▶ **Records to process**
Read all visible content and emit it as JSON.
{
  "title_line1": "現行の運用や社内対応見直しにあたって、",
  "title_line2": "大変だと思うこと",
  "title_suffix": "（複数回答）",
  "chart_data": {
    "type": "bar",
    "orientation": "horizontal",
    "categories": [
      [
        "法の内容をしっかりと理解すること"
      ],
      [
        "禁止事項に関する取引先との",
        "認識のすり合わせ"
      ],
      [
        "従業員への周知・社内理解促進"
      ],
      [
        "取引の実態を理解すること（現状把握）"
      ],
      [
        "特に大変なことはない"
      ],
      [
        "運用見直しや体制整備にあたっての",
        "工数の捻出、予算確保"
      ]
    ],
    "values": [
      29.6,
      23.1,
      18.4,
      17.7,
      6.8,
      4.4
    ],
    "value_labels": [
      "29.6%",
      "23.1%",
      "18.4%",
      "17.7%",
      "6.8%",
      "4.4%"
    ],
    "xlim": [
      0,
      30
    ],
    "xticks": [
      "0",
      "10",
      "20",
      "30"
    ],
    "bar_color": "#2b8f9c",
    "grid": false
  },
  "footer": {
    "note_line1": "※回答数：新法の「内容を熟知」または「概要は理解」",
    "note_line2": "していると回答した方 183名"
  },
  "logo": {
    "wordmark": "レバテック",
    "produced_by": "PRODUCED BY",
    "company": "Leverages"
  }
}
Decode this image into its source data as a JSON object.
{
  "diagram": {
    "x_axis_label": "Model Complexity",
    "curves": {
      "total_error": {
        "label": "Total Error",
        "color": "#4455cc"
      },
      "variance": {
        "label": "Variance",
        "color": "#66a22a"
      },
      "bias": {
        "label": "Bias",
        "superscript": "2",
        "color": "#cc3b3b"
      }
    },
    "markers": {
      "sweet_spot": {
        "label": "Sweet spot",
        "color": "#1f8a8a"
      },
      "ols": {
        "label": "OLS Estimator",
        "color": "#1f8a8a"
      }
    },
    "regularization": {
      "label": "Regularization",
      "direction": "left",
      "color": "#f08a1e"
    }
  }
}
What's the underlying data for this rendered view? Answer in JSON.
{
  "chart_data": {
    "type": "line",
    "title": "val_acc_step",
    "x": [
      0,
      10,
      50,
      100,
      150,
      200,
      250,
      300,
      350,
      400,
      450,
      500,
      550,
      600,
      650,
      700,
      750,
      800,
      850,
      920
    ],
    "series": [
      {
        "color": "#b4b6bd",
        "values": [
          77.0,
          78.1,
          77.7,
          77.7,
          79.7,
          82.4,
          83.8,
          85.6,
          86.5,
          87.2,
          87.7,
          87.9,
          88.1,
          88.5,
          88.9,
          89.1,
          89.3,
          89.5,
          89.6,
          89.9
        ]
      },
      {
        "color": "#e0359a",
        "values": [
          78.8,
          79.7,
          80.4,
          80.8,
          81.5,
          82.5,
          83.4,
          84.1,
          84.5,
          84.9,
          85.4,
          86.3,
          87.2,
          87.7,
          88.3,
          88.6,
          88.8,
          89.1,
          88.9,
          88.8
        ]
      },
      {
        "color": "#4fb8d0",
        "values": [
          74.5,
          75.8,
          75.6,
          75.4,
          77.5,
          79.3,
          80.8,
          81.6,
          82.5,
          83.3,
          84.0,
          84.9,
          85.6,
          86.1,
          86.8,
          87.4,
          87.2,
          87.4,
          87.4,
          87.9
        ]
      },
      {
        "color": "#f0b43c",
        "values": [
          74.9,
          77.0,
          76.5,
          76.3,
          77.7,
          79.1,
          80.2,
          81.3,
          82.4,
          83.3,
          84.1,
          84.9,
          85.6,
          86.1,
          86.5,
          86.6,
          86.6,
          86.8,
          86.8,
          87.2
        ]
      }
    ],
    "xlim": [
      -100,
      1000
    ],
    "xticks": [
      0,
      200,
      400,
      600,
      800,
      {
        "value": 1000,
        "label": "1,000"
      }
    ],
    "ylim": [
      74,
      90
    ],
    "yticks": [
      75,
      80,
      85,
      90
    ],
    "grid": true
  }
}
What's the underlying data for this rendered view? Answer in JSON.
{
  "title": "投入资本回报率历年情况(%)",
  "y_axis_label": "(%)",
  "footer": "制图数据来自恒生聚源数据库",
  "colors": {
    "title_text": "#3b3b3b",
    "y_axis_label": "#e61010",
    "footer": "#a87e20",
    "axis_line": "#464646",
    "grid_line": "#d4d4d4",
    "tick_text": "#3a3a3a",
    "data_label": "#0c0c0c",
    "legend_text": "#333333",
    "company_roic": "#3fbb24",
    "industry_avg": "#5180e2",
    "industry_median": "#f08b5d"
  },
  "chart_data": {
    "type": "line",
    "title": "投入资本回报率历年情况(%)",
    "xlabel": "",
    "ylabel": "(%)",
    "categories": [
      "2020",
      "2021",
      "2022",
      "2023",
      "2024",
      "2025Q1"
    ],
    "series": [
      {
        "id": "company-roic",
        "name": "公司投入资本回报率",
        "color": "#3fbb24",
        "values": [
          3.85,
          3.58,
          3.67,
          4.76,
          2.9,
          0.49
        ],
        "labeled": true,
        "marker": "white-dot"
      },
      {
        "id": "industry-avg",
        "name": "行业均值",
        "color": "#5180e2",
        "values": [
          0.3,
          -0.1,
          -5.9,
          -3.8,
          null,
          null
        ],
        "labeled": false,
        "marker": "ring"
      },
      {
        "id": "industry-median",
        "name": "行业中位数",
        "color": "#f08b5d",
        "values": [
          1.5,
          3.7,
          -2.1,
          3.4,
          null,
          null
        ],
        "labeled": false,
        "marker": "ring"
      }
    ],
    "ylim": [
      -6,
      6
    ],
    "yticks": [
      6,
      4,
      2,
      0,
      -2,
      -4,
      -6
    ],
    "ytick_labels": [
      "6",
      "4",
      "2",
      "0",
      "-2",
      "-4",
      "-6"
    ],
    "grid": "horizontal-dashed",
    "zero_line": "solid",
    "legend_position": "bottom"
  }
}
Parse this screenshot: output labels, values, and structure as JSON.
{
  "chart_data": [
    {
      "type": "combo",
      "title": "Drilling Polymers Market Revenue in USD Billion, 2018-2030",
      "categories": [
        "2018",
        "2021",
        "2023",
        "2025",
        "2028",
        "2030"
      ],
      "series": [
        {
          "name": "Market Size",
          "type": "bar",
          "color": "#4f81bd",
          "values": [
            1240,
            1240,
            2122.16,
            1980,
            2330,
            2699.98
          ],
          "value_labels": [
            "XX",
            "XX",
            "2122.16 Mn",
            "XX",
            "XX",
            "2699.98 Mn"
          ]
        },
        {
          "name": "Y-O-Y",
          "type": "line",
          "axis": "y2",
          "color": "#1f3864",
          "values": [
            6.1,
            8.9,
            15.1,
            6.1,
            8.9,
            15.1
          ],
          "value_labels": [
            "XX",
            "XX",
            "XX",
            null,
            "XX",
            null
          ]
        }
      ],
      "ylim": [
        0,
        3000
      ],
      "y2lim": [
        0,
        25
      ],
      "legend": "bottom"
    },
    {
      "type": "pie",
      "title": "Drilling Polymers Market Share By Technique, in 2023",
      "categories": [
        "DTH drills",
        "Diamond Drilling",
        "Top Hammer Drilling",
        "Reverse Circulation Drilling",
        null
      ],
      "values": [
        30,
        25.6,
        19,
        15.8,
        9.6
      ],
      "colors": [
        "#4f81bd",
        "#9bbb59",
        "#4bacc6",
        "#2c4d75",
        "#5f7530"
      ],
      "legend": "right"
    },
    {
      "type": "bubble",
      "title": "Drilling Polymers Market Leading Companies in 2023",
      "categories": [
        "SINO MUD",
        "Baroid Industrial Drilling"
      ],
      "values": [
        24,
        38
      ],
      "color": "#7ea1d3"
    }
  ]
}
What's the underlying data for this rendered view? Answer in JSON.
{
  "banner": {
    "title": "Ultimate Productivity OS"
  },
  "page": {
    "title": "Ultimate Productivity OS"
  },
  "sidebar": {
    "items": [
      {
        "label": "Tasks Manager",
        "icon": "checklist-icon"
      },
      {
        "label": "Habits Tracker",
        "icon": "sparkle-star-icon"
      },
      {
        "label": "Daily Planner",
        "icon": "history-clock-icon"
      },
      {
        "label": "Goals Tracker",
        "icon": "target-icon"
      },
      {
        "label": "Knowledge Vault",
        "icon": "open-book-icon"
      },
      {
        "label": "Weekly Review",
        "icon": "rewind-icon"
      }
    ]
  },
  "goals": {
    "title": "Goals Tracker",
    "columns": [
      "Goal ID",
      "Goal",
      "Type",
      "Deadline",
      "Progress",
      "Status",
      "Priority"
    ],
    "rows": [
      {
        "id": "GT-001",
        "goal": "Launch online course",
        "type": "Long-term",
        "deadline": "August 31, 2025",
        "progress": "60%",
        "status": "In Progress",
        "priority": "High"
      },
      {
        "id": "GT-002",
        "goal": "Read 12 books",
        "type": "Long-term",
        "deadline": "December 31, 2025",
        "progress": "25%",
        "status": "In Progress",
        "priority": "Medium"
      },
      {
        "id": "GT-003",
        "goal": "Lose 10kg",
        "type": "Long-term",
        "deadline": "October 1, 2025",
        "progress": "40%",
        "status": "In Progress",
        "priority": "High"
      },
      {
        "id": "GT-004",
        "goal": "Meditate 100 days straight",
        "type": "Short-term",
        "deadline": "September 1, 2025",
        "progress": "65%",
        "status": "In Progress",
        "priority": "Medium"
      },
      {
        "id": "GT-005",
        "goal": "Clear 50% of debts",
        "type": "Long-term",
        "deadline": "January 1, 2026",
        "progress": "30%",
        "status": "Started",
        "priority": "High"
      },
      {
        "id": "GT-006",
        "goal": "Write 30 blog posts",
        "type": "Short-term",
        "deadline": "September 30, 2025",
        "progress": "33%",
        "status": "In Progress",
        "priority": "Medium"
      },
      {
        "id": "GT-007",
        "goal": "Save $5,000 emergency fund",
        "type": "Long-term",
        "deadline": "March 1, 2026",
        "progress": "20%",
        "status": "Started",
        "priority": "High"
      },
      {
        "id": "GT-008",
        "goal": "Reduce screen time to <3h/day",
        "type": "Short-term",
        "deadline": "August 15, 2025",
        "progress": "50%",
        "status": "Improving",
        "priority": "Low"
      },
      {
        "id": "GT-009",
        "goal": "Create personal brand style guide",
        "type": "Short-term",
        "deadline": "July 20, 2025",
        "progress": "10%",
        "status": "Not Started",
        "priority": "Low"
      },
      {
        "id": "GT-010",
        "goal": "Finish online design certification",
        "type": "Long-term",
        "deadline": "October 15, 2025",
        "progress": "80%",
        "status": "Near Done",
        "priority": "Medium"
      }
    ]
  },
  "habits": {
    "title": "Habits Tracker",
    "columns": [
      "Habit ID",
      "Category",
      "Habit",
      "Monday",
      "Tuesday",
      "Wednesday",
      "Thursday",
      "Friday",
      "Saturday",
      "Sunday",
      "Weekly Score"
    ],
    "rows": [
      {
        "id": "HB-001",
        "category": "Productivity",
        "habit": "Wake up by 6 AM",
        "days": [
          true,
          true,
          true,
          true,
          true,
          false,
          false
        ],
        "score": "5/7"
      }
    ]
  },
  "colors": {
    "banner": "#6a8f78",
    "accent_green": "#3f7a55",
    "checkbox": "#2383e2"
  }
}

▶ **Work to be completed**
Search the data above for the word "icon", then gather each line in which it appears.

▶ **Solution to this problem**
        "icon": "checklist-icon"
        "icon": "sparkle-star-icon"
        "icon": "history-clock-icon"
        "icon": "target-icon"
        "icon": "open-book-icon"
        "icon": "rewind-icon"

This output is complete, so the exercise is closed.